◆ BRIEF ◆
Copy each line exactly. Drop every picture.

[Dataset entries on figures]

_ _ _ _ _ _ _

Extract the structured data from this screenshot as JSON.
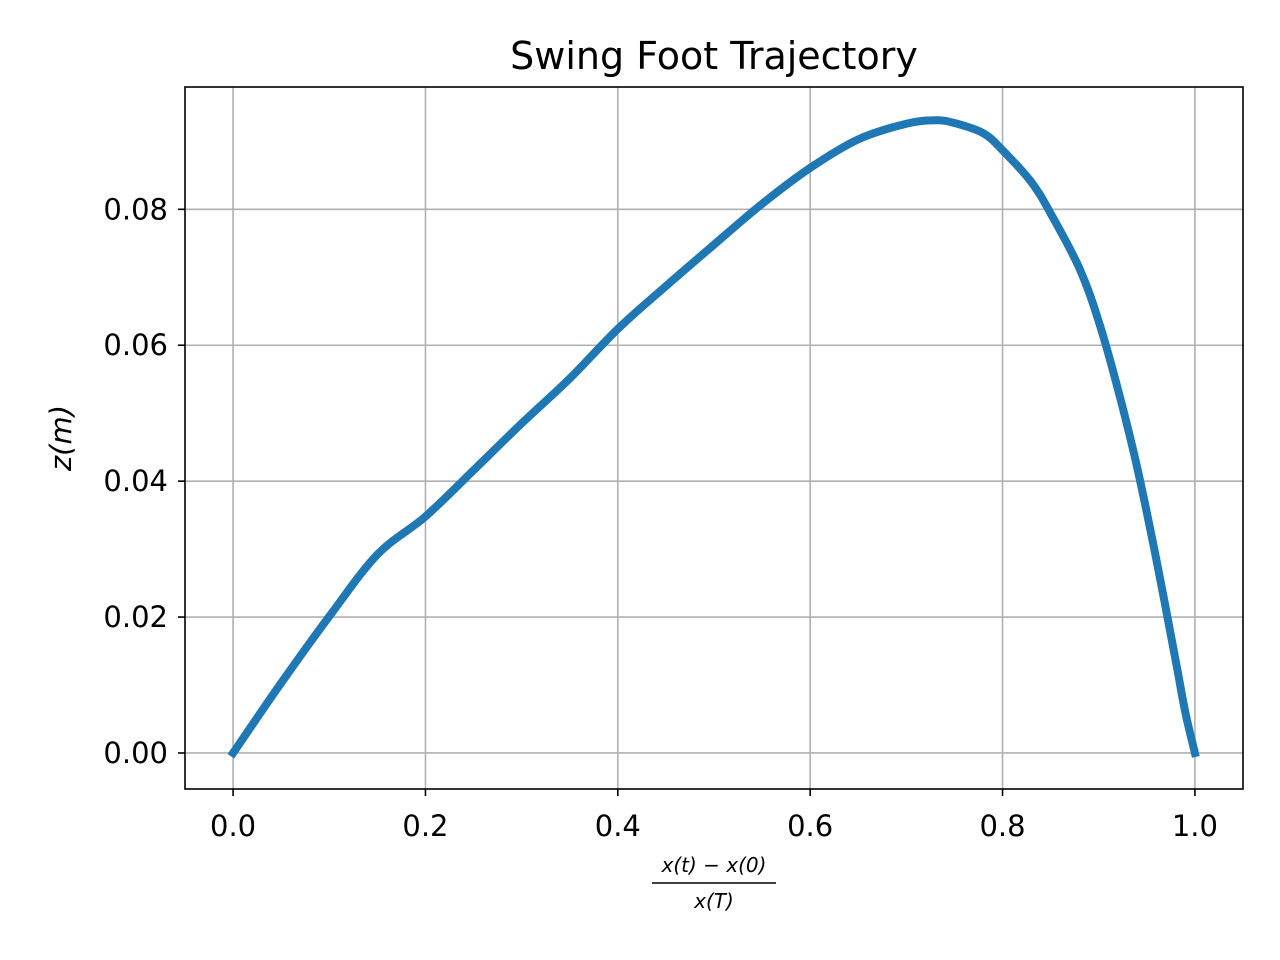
{
  "chart_data": {
    "type": "line",
    "title": "Swing Foot Trajectory",
    "xlabel_numerator": "x(t) − x(0)",
    "xlabel_denominator": "x(T)",
    "ylabel": "z(m)",
    "xlim": [
      -0.05,
      1.05
    ],
    "ylim": [
      -0.0053,
      0.098
    ],
    "x_ticks": [
      0.0,
      0.2,
      0.4,
      0.6,
      0.8,
      1.0
    ],
    "x_tick_labels": [
      "0.0",
      "0.2",
      "0.4",
      "0.6",
      "0.8",
      "1.0"
    ],
    "y_ticks": [
      0.0,
      0.02,
      0.04,
      0.06,
      0.08
    ],
    "y_tick_labels": [
      "0.00",
      "0.02",
      "0.04",
      "0.06",
      "0.08"
    ],
    "grid": true,
    "series": [
      {
        "color": "#1f77b4",
        "x": [
          0.0,
          0.05,
          0.1,
          0.15,
          0.2,
          0.25,
          0.3,
          0.35,
          0.4,
          0.45,
          0.5,
          0.55,
          0.6,
          0.65,
          0.7,
          0.73,
          0.75,
          0.78,
          0.8,
          0.83,
          0.85,
          0.88,
          0.9,
          0.92,
          0.94,
          0.96,
          0.98,
          0.99,
          1.0
        ],
        "y": [
          0.0,
          0.0103,
          0.0201,
          0.0292,
          0.0348,
          0.0416,
          0.0485,
          0.0551,
          0.0624,
          0.0687,
          0.0748,
          0.0808,
          0.0861,
          0.0903,
          0.0926,
          0.0931,
          0.0927,
          0.0912,
          0.0887,
          0.084,
          0.0794,
          0.0713,
          0.0635,
          0.0535,
          0.042,
          0.0284,
          0.0136,
          0.006,
          0.0
        ]
      }
    ]
  }
}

_ _ _ _ _ _ _

◆ EXERCISE OUTPUT ◆
Extract the structured data from this screenshot as JSON.
{
  "chart_data": {
    "type": "line",
    "title": "Swing Foot Trajectory",
    "xlabel_numerator": "x(t) − x(0)",
    "xlabel_denominator": "x(T)",
    "ylabel": "z(m)",
    "xlim": [
      -0.05,
      1.05
    ],
    "ylim": [
      -0.0053,
      0.098
    ],
    "x_ticks": [
      0.0,
      0.2,
      0.4,
      0.6,
      0.8,
      1.0
    ],
    "x_tick_labels": [
      "0.0",
      "0.2",
      "0.4",
      "0.6",
      "0.8",
      "1.0"
    ],
    "y_ticks": [
      0.0,
      0.02,
      0.04,
      0.06,
      0.08
    ],
    "y_tick_labels": [
      "0.00",
      "0.02",
      "0.04",
      "0.06",
      "0.08"
    ],
    "grid": true,
    "series": [
      {
        "color": "#1f77b4",
        "x": [
          0.0,
          0.05,
          0.1,
          0.15,
          0.2,
          0.25,
          0.3,
          0.35,
          0.4,
          0.45,
          0.5,
          0.55,
          0.6,
          0.65,
          0.7,
          0.73,
          0.75,
          0.78,
          0.8,
          0.83,
          0.85,
          0.88,
          0.9,
          0.92,
          0.94,
          0.96,
          0.98,
          0.99,
          1.0
        ],
        "y": [
          0.0,
          0.0103,
          0.0201,
          0.0292,
          0.0348,
          0.0416,
          0.0485,
          0.0551,
          0.0624,
          0.0687,
          0.0748,
          0.0808,
          0.0861,
          0.0903,
          0.0926,
          0.0931,
          0.0927,
          0.0912,
          0.0887,
          0.084,
          0.0794,
          0.0713,
          0.0635,
          0.0535,
          0.042,
          0.0284,
          0.0136,
          0.006,
          0.0
        ]
      }
    ]
  }
}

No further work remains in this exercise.